■ STATED TASK
Reproduce word for word the lines of the material below, starting with its first line and ending with the line that contains "body-line: 区有序解除管理。现将有关事项通告如下。 [68, 429, 440, 448]". Include both of those lines.

Dataset entries
——

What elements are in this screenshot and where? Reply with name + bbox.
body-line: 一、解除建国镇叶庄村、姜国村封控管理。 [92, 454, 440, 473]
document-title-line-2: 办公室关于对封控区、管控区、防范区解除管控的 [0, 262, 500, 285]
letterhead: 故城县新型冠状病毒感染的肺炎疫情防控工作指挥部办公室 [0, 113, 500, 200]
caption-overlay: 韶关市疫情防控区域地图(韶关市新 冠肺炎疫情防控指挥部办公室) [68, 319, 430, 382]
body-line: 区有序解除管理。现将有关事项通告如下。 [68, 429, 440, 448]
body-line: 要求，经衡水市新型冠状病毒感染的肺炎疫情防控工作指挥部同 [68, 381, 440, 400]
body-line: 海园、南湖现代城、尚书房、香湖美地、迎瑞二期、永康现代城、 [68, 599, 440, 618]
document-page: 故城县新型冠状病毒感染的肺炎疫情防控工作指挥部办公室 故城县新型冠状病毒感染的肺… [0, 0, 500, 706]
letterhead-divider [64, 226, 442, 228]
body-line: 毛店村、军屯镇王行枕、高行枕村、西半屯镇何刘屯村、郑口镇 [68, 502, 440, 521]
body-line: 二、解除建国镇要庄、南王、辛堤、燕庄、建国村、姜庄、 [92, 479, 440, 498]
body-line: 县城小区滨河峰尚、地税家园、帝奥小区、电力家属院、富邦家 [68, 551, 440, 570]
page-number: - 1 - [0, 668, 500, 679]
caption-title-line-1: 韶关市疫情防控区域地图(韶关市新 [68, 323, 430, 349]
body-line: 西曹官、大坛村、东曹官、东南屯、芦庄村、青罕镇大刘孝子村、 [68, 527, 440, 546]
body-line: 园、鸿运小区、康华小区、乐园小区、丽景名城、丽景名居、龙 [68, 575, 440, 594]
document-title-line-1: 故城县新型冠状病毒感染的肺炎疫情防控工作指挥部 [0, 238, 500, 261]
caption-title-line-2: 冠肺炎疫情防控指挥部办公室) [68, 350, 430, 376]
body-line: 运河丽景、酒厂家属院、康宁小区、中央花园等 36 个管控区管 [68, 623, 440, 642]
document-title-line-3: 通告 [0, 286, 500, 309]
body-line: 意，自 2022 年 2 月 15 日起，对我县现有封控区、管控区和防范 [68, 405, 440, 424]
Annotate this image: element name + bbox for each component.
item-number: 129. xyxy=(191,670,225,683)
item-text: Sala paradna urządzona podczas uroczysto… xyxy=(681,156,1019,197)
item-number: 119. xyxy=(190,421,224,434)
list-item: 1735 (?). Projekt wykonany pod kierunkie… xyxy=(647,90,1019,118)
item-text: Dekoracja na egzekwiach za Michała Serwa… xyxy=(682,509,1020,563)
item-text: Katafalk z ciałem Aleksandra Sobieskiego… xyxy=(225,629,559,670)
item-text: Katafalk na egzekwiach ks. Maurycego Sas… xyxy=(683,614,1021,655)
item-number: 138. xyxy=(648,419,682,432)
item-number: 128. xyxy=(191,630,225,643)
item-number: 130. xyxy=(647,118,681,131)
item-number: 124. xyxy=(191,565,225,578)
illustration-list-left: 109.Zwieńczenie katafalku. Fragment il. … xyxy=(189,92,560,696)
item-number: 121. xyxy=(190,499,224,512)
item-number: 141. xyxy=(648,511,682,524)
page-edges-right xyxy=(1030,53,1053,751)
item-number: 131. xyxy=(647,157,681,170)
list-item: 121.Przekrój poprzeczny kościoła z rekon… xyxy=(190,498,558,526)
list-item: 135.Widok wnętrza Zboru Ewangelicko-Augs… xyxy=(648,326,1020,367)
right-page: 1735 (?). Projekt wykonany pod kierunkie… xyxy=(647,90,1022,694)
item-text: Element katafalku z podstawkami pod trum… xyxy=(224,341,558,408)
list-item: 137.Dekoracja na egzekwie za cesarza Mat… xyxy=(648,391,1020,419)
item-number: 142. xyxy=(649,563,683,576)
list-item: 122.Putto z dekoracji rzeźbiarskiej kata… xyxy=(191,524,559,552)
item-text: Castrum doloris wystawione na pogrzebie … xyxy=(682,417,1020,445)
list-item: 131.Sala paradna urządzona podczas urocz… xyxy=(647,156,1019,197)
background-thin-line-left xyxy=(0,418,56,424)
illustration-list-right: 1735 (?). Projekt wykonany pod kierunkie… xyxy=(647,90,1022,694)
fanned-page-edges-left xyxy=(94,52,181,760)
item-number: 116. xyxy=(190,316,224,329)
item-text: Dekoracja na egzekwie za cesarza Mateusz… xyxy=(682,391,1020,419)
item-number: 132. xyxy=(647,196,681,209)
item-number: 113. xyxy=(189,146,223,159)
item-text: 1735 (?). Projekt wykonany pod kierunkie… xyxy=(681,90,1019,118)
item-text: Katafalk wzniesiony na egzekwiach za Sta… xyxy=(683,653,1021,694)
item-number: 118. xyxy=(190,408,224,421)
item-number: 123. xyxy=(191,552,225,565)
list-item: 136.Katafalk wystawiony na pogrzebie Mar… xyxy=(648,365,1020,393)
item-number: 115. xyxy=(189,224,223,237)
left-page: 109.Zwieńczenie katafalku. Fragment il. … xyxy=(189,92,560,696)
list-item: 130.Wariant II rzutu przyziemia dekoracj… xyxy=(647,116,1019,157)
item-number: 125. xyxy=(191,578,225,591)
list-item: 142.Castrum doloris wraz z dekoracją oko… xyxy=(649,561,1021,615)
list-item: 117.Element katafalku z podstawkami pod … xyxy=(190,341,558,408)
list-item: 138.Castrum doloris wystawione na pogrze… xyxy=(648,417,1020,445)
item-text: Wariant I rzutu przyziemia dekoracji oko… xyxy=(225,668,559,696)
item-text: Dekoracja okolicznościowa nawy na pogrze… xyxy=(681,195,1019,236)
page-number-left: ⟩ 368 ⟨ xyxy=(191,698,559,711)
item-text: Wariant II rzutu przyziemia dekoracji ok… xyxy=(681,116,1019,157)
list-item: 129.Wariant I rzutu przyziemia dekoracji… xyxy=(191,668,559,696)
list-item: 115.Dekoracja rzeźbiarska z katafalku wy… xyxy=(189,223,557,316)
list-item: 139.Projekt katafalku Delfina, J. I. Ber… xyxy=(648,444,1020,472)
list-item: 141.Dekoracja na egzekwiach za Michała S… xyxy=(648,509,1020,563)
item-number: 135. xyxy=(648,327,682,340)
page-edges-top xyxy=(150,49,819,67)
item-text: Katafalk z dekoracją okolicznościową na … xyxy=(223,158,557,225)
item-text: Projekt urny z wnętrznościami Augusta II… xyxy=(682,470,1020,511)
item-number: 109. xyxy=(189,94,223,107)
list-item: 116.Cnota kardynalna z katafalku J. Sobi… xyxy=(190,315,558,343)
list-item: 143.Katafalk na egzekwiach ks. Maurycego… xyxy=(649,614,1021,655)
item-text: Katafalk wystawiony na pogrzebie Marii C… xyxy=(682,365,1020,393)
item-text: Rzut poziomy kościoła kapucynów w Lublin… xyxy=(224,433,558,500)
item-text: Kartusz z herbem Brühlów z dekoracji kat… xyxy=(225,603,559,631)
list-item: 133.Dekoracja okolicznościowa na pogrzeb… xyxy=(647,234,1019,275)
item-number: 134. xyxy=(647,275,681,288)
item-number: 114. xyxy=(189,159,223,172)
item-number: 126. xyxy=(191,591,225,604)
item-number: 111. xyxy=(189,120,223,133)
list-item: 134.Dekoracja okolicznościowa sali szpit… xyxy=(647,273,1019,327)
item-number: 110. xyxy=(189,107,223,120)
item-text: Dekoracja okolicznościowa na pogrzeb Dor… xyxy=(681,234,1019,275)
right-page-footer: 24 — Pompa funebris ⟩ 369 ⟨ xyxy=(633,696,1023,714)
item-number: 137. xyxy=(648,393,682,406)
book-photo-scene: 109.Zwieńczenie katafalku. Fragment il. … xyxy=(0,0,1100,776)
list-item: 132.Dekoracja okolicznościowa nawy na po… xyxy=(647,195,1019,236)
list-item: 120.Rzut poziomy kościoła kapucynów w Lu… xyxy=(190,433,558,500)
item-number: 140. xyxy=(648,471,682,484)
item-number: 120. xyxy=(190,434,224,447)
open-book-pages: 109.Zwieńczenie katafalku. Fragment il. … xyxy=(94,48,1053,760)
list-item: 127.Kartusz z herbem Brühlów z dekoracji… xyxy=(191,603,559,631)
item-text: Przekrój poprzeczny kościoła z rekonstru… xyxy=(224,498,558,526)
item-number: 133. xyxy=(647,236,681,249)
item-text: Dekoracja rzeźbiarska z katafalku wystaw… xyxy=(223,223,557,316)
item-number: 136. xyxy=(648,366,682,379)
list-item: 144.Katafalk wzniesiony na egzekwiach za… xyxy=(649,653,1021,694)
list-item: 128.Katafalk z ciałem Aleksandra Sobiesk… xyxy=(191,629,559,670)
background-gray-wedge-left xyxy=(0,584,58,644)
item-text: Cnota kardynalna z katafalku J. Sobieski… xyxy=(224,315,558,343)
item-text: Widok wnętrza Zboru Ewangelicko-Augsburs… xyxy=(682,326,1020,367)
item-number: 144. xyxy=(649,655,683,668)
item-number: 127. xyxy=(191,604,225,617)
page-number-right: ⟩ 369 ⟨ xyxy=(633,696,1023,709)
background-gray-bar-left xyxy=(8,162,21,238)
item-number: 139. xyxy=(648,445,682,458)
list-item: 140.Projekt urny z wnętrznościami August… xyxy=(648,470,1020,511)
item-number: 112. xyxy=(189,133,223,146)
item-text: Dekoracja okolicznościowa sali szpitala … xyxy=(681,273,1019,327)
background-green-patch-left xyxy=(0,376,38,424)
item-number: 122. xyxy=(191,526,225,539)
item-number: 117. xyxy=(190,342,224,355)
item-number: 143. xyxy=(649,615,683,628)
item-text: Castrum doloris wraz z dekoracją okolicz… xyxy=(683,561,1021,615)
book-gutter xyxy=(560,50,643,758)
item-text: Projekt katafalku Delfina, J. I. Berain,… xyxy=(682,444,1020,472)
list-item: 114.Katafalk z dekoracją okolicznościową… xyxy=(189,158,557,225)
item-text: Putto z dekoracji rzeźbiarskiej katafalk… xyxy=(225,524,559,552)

——

■ CORRECT ANSWER
What elements are in this screenshot and where? Reply with name + bbox.
body-line: 一、解除建国镇叶庄村、姜国村封控管理。 [92, 454, 440, 473]
document-title-line-2: 办公室关于对封控区、管控区、防范区解除管控的 [0, 262, 500, 285]
letterhead: 故城县新型冠状病毒感染的肺炎疫情防控工作指挥部办公室 [0, 113, 500, 200]
caption-overlay: 韶关市疫情防控区域地图(韶关市新 冠肺炎疫情防控指挥部办公室) [68, 319, 430, 382]
body-line: 区有序解除管理。现将有关事项通告如下。 [68, 429, 440, 448]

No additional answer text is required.